[START Given records]

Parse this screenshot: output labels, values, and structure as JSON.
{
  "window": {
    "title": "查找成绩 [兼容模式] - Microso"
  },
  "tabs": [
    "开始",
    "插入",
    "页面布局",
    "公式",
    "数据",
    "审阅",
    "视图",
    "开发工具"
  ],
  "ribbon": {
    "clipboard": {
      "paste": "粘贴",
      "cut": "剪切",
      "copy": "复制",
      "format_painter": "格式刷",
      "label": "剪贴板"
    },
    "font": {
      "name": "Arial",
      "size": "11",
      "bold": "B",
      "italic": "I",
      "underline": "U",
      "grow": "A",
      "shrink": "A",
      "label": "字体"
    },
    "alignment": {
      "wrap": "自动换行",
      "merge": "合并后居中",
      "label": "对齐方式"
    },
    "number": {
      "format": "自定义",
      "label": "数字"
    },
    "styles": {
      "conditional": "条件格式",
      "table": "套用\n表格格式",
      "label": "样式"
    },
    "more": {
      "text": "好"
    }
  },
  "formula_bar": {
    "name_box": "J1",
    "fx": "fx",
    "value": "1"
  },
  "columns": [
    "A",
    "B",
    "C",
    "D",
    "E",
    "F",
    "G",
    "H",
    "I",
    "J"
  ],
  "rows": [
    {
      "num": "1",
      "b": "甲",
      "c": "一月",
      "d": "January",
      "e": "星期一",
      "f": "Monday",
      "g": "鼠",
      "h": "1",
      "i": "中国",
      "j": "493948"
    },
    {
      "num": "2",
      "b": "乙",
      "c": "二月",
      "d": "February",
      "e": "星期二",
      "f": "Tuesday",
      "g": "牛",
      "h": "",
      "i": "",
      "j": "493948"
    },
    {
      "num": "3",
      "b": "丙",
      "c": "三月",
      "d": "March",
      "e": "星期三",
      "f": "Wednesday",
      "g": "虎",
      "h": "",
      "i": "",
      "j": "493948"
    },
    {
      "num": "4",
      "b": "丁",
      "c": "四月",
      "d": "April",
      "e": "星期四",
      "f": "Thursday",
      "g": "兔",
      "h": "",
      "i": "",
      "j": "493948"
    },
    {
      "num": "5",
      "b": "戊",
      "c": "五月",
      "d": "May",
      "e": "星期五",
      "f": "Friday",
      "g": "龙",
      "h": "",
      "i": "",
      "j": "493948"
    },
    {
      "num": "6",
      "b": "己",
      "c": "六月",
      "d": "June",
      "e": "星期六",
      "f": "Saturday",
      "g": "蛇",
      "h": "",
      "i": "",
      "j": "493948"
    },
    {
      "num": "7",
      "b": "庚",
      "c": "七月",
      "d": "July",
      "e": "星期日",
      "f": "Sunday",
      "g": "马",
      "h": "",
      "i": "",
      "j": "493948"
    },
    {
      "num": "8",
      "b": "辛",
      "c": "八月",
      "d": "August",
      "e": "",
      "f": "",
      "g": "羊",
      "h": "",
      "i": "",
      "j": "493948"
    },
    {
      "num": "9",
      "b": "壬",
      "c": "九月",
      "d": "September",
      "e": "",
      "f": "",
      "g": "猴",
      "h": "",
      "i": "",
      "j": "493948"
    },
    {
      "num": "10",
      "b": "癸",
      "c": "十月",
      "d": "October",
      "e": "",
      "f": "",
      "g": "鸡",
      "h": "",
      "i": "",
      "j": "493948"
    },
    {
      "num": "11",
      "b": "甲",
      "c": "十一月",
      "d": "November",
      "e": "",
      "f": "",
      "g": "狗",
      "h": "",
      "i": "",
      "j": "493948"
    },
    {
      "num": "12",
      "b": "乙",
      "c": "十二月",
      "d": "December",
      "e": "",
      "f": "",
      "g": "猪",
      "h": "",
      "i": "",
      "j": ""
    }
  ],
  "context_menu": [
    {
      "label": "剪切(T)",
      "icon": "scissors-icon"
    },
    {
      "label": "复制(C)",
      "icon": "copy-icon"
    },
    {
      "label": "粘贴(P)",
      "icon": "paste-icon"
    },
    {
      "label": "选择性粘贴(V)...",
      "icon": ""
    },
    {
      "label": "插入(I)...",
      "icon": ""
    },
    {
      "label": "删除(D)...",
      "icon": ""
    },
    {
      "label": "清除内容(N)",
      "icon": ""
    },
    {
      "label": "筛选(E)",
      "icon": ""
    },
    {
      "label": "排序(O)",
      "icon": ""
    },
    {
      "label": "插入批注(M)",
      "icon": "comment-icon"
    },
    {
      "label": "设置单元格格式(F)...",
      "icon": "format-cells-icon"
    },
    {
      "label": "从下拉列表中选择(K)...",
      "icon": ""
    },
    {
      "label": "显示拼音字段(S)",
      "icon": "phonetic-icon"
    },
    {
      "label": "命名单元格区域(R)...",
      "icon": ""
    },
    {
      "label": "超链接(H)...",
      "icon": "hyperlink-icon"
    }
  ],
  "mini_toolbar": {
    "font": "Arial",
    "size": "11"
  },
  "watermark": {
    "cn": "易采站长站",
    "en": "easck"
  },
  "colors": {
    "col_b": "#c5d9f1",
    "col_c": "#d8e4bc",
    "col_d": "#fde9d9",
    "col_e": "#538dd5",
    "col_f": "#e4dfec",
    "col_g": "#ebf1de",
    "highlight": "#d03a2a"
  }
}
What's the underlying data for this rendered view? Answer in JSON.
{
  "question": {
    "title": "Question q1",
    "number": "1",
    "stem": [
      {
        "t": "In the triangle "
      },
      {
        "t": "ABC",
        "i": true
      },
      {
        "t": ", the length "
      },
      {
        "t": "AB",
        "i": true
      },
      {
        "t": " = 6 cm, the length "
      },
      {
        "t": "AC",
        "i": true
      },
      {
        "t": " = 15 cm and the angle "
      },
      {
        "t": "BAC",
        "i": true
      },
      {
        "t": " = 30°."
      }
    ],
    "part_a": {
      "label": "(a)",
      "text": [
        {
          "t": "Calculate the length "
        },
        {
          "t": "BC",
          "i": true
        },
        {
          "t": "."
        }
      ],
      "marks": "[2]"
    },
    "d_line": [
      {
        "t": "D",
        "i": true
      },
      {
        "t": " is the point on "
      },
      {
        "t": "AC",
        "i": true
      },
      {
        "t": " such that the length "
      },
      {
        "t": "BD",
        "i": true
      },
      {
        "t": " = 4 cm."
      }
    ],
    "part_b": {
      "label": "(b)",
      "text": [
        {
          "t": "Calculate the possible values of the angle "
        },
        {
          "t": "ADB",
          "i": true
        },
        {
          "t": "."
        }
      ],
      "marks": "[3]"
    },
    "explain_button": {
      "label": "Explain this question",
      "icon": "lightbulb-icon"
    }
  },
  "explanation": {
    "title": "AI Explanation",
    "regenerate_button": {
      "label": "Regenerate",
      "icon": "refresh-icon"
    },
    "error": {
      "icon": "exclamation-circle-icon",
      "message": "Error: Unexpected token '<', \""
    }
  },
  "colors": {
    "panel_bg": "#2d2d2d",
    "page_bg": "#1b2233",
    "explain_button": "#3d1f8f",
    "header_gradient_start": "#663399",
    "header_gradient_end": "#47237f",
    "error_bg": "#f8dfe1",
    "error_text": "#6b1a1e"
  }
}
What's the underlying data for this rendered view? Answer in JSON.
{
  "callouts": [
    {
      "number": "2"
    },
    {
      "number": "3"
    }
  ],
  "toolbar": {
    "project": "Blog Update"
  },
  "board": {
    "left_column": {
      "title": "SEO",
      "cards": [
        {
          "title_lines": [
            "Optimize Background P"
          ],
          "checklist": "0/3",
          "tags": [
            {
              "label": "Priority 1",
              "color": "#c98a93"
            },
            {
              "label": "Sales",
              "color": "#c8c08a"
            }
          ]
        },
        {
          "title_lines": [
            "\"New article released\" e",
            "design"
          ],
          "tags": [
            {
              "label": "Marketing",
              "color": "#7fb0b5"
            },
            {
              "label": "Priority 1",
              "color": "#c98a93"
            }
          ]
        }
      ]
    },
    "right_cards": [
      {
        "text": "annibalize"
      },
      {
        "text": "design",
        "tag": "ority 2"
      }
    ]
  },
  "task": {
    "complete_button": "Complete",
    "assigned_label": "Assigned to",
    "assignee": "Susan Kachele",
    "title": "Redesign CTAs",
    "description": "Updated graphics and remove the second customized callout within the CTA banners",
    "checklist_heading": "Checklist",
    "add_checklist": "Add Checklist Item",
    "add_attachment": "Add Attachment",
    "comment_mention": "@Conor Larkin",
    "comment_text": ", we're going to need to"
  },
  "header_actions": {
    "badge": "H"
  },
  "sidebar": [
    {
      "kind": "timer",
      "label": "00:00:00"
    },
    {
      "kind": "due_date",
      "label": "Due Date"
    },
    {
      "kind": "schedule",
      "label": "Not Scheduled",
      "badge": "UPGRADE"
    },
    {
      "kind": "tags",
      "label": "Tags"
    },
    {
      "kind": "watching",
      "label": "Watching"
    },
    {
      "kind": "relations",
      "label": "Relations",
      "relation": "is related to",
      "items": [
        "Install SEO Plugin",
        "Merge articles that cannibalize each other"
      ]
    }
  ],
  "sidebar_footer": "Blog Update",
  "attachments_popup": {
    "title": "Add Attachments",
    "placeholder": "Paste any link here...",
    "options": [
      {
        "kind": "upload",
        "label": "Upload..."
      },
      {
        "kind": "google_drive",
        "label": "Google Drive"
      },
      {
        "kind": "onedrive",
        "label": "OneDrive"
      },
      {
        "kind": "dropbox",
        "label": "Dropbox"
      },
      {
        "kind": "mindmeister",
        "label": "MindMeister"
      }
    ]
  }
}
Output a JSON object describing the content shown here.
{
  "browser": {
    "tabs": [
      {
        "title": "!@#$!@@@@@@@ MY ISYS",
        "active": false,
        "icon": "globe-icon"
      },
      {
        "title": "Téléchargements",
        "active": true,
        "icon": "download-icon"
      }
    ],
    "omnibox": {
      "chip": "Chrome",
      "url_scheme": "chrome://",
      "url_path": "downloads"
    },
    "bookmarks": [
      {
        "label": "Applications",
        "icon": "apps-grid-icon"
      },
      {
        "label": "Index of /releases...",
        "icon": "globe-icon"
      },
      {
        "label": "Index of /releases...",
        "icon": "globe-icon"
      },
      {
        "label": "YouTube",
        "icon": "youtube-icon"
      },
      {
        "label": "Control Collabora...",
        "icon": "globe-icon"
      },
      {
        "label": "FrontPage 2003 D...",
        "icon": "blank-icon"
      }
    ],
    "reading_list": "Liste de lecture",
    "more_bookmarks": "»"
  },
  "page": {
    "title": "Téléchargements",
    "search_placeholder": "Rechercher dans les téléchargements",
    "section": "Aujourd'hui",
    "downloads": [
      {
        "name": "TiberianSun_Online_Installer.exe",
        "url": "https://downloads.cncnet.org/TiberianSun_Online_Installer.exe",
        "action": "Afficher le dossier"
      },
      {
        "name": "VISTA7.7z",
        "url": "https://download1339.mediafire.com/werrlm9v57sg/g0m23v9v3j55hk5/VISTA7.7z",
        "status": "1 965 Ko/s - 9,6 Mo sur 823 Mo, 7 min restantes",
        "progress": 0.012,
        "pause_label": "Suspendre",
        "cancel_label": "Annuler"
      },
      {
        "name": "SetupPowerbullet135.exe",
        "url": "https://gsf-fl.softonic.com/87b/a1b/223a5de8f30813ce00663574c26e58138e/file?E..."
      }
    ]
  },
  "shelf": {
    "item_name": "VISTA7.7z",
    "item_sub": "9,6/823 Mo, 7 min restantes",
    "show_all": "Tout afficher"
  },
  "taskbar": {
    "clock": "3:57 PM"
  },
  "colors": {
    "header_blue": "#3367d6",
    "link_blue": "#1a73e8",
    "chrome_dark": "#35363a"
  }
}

[END Given records]

◆ **Given instruction**: Which lines contain "https"? Show each of them.

◆ **Output below**:
        "url": "https://downloads.cncnet.org/TiberianSun_Online_Installer.exe",
        "url": "https://download1339.mediafire.com/werrlm9v57sg/g0m23v9v3j55hk5/VISTA7.7z",
        "url": "https://gsf-fl.softonic.com/87b/a1b/223a5de8f30813ce00663574c26e58138e/file?E..."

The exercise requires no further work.